-- Task to complete --
Gather every line of the listing below that contains the word "adaption".

-- Record extracts --

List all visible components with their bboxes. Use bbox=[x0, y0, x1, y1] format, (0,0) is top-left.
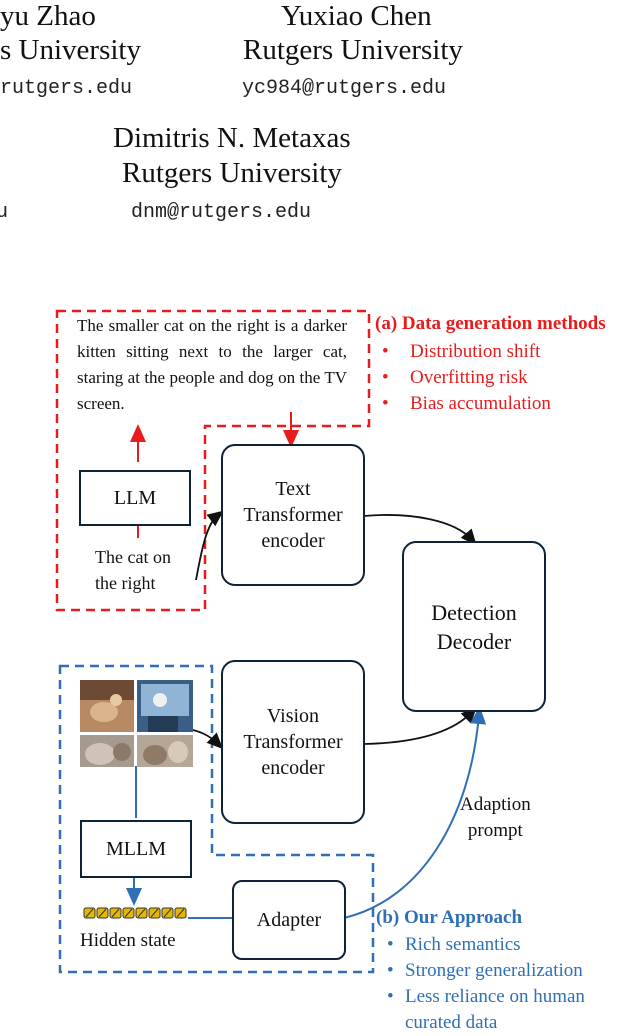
text-encoder-line-2: Transformer bbox=[243, 504, 343, 526]
adapter-box: Adapter bbox=[232, 880, 346, 960]
hidden-state-label: Hidden state bbox=[80, 930, 176, 951]
author-1-name: yu Zhao bbox=[0, 0, 96, 32]
text-encoder-box: Text Transformer encoder bbox=[221, 444, 365, 586]
our-approach-item: •Less reliance on human bbox=[387, 986, 585, 1007]
author-2-affiliation: Rutgers University bbox=[243, 34, 463, 66]
input-image-grid bbox=[80, 680, 193, 767]
adapter-to-decoder-arrow bbox=[343, 706, 487, 919]
text-encoder-to-decoder-arrow bbox=[363, 514, 477, 546]
author-3-name: Dimitris N. Metaxas bbox=[113, 122, 351, 154]
hidden-state-tokens bbox=[83, 907, 187, 919]
image-tile-4 bbox=[137, 735, 193, 767]
query-text: The cat on the right bbox=[95, 547, 171, 593]
mllm-label: MLLM bbox=[106, 837, 166, 860]
data-generation-list: •Distribution shift •Overfitting risk •B… bbox=[382, 339, 551, 417]
text-encoder-line-1: Text bbox=[275, 478, 311, 500]
author-2-email: yc984@rutgers.edu bbox=[242, 77, 447, 100]
author-3-affiliation: Rutgers University bbox=[122, 157, 342, 189]
our-approach-item-continuation: curated data bbox=[405, 1012, 498, 1033]
llm-box: LLM bbox=[79, 470, 191, 526]
data-generation-title: (a) Data generation methods bbox=[375, 313, 606, 334]
our-approach-region bbox=[58, 664, 375, 974]
mllm-box: MLLM bbox=[80, 820, 192, 878]
adaption-prompt-label: Adaption prompt bbox=[460, 792, 531, 844]
author-1-email: rutgers.edu bbox=[0, 77, 133, 100]
detection-decoder-box: Detection Decoder bbox=[402, 541, 546, 712]
adapter-label: Adapter bbox=[256, 909, 322, 931]
image-tile-1 bbox=[80, 680, 134, 732]
our-approach-list: •Rich semantics •Stronger generalization… bbox=[387, 932, 585, 1036]
vision-encoder-box: Vision Transformer encoder bbox=[221, 660, 365, 824]
images-to-vision-encoder-arrow bbox=[192, 729, 224, 750]
adaption-prompt-line-2: prompt bbox=[467, 820, 523, 841]
generated-caption-text: The smaller cat on the right is a darker… bbox=[77, 316, 347, 413]
vision-encoder-line-1: Vision bbox=[266, 705, 320, 727]
data-generation-item: •Overfitting risk bbox=[382, 367, 528, 388]
our-approach-item: •Rich semantics bbox=[387, 934, 521, 955]
data-generation-item: •Distribution shift bbox=[382, 341, 541, 362]
llm-label: LLM bbox=[113, 486, 157, 509]
our-approach-title: (b) Our Approach bbox=[376, 907, 523, 928]
vision-encoder-to-decoder-arrow bbox=[363, 706, 477, 745]
text-encoder-line-3: encoder bbox=[261, 530, 325, 552]
adaption-prompt-line-1: Adaption bbox=[460, 794, 531, 815]
data-generation-item: •Bias accumulation bbox=[382, 393, 551, 414]
image-tile-2 bbox=[137, 680, 193, 732]
data-generation-region bbox=[55, 309, 371, 612]
query-to-text-encoder-arrow bbox=[195, 510, 224, 581]
image-tile-3 bbox=[80, 735, 134, 767]
author-4-email-fragment: u bbox=[0, 201, 9, 224]
vision-encoder-line-3: encoder bbox=[261, 757, 325, 779]
author-2-name: Yuxiao Chen bbox=[281, 0, 432, 32]
author-1-affiliation: s University bbox=[0, 34, 141, 66]
vision-encoder-line-2: Transformer bbox=[243, 731, 343, 753]
decoder-line-2: Decoder bbox=[436, 628, 512, 654]
decoder-line-1: Detection bbox=[431, 599, 517, 625]
author-3-email: dnm@rutgers.edu bbox=[131, 201, 312, 224]
our-approach-item: •Stronger generalization bbox=[387, 960, 583, 981]
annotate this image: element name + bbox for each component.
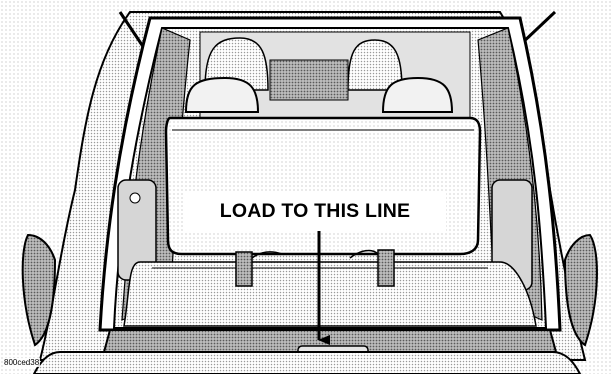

-- Response to the task --
adaption-prompt-label: Adaption prompt bbox=[460, 792, 531, 844]
adaption-prompt-line-2: prompt bbox=[467, 820, 523, 841]
adaption-prompt-line-1: Adaption bbox=[460, 794, 531, 815]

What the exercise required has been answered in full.